[START OF Record extracts]

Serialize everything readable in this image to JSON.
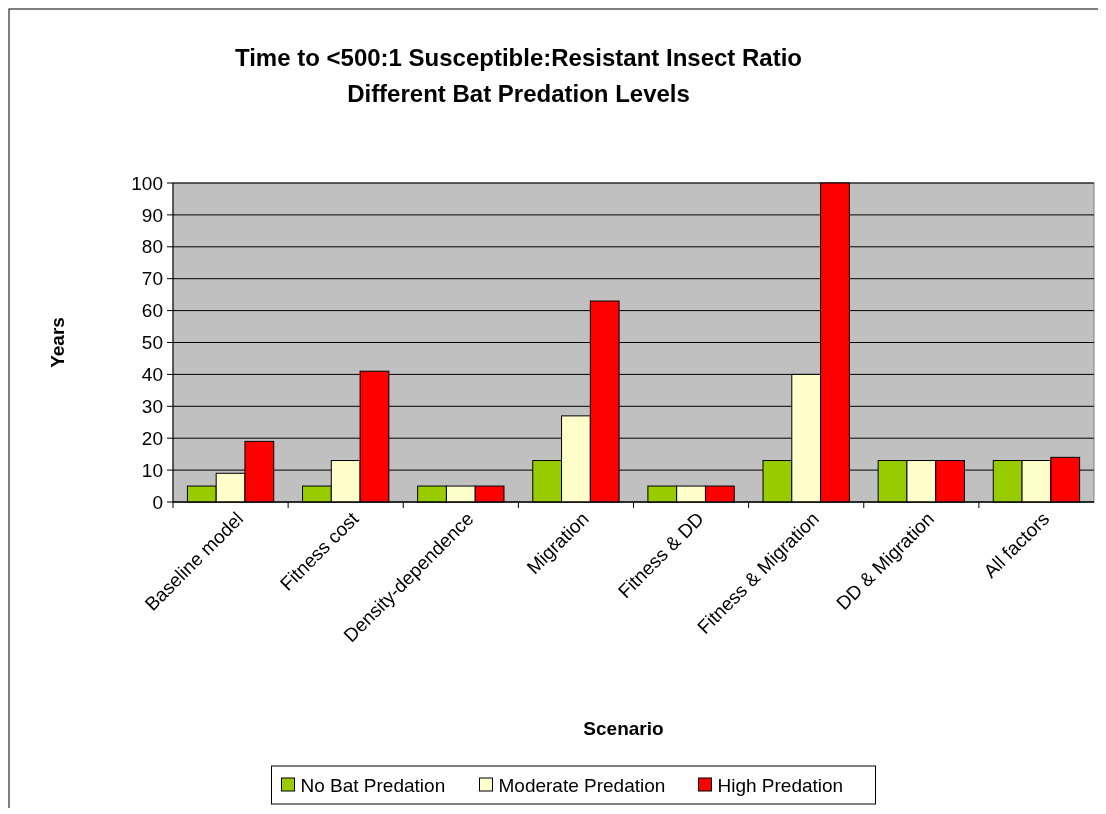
{
  "chart_data": {
    "type": "bar",
    "title": "Time to <500:1 Susceptible:Resistant Insect Ratio\nDifferent Bat Predation Levels",
    "xlabel": "Scenario",
    "ylabel": "Years",
    "categories": [
      "Baseline model",
      "Fitness cost",
      "Density-dependence",
      "Migration",
      "Fitness & DD",
      "Fitness & Migration",
      "DD & Migration",
      "All factors"
    ],
    "series": [
      {
        "name": "No Bat Predation",
        "color": "#99cc00",
        "values": [
          5,
          5,
          5,
          13,
          5,
          13,
          13,
          13
        ]
      },
      {
        "name": "Moderate Predation",
        "color": "#ffffcc",
        "values": [
          9,
          13,
          5,
          27,
          5,
          40,
          13,
          13
        ]
      },
      {
        "name": "High Predation",
        "color": "#ff0000",
        "values": [
          19,
          41,
          5,
          63,
          5,
          100,
          13,
          14
        ]
      }
    ],
    "ylim": [
      0,
      100
    ],
    "yticks": [
      0,
      10,
      20,
      30,
      40,
      50,
      60,
      70,
      80,
      90,
      100
    ],
    "grid": "y",
    "legend": "bottom"
  }
}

[END OF Record extracts]

▶ **Challenge**:
Write out every line of the data that holds the word "color".

▶ **Correct response**:
        "color": "#99cc00",
        "color": "#ffffcc",
        "color": "#ff0000",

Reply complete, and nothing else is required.